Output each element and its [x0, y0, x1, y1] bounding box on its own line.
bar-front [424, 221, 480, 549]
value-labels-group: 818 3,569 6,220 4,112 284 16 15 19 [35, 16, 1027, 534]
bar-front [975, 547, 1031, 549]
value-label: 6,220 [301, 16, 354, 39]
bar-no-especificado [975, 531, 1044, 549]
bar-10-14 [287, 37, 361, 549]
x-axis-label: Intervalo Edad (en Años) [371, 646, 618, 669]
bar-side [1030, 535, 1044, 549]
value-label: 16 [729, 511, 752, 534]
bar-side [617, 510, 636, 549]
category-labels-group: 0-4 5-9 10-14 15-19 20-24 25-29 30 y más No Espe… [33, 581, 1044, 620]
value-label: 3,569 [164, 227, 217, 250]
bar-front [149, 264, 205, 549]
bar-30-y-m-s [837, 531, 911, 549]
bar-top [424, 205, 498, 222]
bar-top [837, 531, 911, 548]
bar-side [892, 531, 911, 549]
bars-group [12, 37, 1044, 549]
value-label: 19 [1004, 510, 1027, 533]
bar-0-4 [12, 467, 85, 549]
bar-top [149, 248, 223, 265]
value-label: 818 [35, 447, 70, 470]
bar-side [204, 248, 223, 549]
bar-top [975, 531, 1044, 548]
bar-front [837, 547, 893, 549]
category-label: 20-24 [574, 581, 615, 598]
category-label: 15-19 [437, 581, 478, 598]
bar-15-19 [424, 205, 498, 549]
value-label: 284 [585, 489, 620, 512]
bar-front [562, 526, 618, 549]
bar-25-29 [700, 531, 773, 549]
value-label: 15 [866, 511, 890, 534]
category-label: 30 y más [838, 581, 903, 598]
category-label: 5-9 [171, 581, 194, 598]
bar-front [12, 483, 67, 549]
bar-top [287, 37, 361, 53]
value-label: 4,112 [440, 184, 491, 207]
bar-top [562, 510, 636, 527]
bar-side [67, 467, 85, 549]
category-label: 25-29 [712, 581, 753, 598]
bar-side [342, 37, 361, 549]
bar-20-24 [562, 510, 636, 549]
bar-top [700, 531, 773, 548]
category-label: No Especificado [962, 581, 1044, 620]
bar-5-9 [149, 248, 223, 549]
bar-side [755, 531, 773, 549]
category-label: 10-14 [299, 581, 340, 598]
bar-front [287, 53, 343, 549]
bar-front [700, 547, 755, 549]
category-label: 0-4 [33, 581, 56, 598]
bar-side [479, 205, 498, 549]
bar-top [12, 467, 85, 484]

The task = Write out every line of the material above, unchanged and in the same order.

Correct result =
Output each element and its [x0, y0, x1, y1] bounding box on its own line.
bar-front [424, 221, 480, 549]
value-labels-group: 818 3,569 6,220 4,112 284 16 15 19 [35, 16, 1027, 534]
bar-front [975, 547, 1031, 549]
value-label: 6,220 [301, 16, 354, 39]
bar-no-especificado [975, 531, 1044, 549]
bar-10-14 [287, 37, 361, 549]
x-axis-label: Intervalo Edad (en Años) [371, 646, 618, 669]
bar-side [1030, 535, 1044, 549]
value-label: 16 [729, 511, 752, 534]
bar-side [617, 510, 636, 549]
category-labels-group: 0-4 5-9 10-14 15-19 20-24 25-29 30 y más No Espe… [33, 581, 1044, 620]
value-label: 3,569 [164, 227, 217, 250]
bar-front [149, 264, 205, 549]
bar-30-y-m-s [837, 531, 911, 549]
bar-top [424, 205, 498, 222]
bar-top [837, 531, 911, 548]
bar-side [892, 531, 911, 549]
bars-group [12, 37, 1044, 549]
value-label: 19 [1004, 510, 1027, 533]
bar-0-4 [12, 467, 85, 549]
bar-top [149, 248, 223, 265]
value-label: 818 [35, 447, 70, 470]
bar-side [204, 248, 223, 549]
bar-top [975, 531, 1044, 548]
bar-front [837, 547, 893, 549]
category-label: 20-24 [574, 581, 615, 598]
category-label: 15-19 [437, 581, 478, 598]
bar-15-19 [424, 205, 498, 549]
value-label: 284 [585, 489, 620, 512]
bar-front [562, 526, 618, 549]
bar-25-29 [700, 531, 773, 549]
value-label: 15 [866, 511, 890, 534]
category-label: 30 y más [838, 581, 903, 598]
category-label: 5-9 [171, 581, 194, 598]
bar-front [12, 483, 67, 549]
bar-top [287, 37, 361, 53]
value-label: 4,112 [440, 184, 491, 207]
bar-top [562, 510, 636, 527]
bar-side [67, 467, 85, 549]
category-label: 25-29 [712, 581, 753, 598]
bar-side [342, 37, 361, 549]
bar-20-24 [562, 510, 636, 549]
bar-top [700, 531, 773, 548]
category-label: No Especificado [962, 581, 1044, 620]
bar-5-9 [149, 248, 223, 549]
bar-side [755, 531, 773, 549]
category-label: 10-14 [299, 581, 340, 598]
bar-front [287, 53, 343, 549]
bar-front [700, 547, 755, 549]
category-label: 0-4 [33, 581, 56, 598]
bar-side [479, 205, 498, 549]
bar-top [12, 467, 85, 484]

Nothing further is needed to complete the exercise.